__PROBLEM REQUIREMENTS__
Your answer should be a single number: the count of lines containing the string "Rossby".

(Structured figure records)
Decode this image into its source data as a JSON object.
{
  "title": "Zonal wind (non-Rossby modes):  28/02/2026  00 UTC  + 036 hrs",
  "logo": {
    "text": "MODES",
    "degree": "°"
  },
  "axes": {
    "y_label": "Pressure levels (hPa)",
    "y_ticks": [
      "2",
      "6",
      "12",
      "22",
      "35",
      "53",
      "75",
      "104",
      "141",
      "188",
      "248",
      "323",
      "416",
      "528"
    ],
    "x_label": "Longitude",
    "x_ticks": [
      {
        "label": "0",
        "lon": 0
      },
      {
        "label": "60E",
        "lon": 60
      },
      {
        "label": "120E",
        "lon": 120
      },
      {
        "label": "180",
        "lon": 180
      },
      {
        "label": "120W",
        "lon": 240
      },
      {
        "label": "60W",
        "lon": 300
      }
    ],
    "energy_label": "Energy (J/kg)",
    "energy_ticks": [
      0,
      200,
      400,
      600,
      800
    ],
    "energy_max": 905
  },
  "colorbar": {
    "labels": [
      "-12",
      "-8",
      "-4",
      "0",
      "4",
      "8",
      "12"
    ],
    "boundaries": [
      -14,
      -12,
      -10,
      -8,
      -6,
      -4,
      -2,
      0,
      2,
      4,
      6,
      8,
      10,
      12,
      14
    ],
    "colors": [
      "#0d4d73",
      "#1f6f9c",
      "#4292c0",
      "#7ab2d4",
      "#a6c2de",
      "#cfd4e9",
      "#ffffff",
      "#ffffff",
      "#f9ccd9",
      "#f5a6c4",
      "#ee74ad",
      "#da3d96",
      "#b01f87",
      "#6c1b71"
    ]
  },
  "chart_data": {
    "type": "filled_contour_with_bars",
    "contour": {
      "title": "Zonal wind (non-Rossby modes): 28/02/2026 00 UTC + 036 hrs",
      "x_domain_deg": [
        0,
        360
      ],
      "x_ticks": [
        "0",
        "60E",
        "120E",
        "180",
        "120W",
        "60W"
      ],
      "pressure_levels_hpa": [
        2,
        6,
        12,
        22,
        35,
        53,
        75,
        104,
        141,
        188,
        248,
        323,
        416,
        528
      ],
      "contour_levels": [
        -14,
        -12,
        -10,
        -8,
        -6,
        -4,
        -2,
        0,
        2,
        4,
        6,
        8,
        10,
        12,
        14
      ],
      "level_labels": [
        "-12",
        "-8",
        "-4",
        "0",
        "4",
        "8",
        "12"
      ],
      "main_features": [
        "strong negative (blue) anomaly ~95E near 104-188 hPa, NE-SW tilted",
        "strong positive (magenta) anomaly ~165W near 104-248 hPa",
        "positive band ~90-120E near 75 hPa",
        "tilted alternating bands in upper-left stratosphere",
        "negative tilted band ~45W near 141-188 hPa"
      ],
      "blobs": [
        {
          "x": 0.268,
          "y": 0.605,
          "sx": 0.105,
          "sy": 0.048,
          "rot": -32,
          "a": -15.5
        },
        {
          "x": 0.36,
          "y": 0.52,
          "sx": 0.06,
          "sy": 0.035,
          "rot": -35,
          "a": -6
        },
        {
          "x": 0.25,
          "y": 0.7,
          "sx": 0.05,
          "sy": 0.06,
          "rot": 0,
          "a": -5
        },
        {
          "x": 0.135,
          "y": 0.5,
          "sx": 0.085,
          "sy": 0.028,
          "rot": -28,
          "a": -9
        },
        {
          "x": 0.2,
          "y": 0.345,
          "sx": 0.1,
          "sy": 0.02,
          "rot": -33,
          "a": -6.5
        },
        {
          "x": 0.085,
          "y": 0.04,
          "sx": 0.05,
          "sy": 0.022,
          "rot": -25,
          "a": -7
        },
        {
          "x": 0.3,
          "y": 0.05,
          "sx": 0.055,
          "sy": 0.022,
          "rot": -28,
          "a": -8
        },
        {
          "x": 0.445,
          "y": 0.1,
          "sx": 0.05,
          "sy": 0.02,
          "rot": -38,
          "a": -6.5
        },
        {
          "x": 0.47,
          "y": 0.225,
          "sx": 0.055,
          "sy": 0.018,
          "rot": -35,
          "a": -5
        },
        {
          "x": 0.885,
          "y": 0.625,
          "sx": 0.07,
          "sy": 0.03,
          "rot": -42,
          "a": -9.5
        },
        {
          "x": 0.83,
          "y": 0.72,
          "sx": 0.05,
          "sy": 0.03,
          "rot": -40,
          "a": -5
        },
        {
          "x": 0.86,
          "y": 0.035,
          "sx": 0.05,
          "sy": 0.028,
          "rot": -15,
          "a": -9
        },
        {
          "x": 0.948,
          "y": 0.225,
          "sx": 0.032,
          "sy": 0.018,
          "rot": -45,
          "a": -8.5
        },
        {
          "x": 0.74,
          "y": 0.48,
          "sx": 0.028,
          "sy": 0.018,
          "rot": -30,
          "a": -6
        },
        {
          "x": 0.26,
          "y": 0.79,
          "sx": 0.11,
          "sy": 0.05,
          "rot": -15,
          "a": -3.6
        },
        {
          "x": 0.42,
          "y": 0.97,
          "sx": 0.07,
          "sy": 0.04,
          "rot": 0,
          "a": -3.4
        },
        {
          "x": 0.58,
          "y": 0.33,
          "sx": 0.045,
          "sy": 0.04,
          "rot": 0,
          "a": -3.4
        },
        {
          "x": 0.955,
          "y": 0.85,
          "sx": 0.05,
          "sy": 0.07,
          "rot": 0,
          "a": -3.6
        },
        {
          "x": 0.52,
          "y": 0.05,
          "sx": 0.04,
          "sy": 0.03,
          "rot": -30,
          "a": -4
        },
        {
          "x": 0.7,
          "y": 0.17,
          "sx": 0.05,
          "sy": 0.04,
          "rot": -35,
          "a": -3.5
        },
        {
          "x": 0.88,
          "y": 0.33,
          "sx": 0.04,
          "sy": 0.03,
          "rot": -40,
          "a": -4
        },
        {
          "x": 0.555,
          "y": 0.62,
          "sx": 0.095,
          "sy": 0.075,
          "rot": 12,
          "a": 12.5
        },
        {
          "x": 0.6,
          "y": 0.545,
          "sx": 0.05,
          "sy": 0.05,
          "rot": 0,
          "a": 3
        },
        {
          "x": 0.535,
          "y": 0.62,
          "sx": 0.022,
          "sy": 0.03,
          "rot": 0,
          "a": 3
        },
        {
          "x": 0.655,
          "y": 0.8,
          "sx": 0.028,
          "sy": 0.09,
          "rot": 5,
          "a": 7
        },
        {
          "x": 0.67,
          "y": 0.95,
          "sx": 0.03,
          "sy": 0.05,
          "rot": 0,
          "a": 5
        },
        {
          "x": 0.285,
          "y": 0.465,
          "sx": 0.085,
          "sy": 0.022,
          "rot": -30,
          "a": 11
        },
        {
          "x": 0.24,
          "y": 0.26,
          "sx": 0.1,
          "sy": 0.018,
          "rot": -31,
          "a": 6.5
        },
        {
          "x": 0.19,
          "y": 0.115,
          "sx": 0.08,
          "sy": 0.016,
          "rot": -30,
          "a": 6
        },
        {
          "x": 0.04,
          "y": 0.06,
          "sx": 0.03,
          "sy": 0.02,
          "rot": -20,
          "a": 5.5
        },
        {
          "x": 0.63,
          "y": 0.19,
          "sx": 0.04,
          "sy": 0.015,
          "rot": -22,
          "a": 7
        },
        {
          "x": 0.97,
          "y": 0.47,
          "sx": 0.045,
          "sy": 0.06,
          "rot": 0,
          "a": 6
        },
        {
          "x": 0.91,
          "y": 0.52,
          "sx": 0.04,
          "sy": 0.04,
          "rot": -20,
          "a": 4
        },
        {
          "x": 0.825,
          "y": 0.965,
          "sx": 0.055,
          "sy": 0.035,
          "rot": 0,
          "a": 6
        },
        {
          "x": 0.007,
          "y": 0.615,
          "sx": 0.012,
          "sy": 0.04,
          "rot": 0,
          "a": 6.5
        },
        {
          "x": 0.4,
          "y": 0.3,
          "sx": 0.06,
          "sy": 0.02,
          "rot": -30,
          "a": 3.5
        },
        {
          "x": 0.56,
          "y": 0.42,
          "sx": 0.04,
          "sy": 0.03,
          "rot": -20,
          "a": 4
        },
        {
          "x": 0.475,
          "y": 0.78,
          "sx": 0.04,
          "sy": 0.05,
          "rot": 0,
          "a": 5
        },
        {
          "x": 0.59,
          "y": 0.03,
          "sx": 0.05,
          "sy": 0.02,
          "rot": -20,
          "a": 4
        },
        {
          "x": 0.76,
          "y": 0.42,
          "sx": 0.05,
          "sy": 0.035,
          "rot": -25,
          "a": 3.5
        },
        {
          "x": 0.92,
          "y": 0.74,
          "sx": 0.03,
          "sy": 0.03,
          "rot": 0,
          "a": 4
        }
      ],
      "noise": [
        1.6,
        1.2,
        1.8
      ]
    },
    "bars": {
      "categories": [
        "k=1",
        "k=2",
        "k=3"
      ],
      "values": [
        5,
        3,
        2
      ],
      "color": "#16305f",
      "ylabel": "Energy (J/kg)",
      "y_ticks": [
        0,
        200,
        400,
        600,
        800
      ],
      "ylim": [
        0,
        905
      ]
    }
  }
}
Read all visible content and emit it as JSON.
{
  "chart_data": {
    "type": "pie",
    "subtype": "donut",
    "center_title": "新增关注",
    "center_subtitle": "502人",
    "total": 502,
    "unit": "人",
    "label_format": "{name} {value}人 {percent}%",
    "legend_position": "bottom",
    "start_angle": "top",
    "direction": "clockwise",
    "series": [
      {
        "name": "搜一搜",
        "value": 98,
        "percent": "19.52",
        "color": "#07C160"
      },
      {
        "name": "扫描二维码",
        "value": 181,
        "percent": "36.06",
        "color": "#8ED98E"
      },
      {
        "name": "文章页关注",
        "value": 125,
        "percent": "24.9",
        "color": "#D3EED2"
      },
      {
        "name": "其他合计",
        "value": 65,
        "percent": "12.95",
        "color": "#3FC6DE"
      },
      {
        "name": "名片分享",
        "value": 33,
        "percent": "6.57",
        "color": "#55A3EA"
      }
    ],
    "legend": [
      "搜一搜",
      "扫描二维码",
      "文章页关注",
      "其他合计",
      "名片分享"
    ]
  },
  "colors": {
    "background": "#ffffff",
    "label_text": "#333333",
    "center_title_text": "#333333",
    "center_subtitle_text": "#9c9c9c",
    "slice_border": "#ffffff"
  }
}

__COMPLETE OUTPUT__
2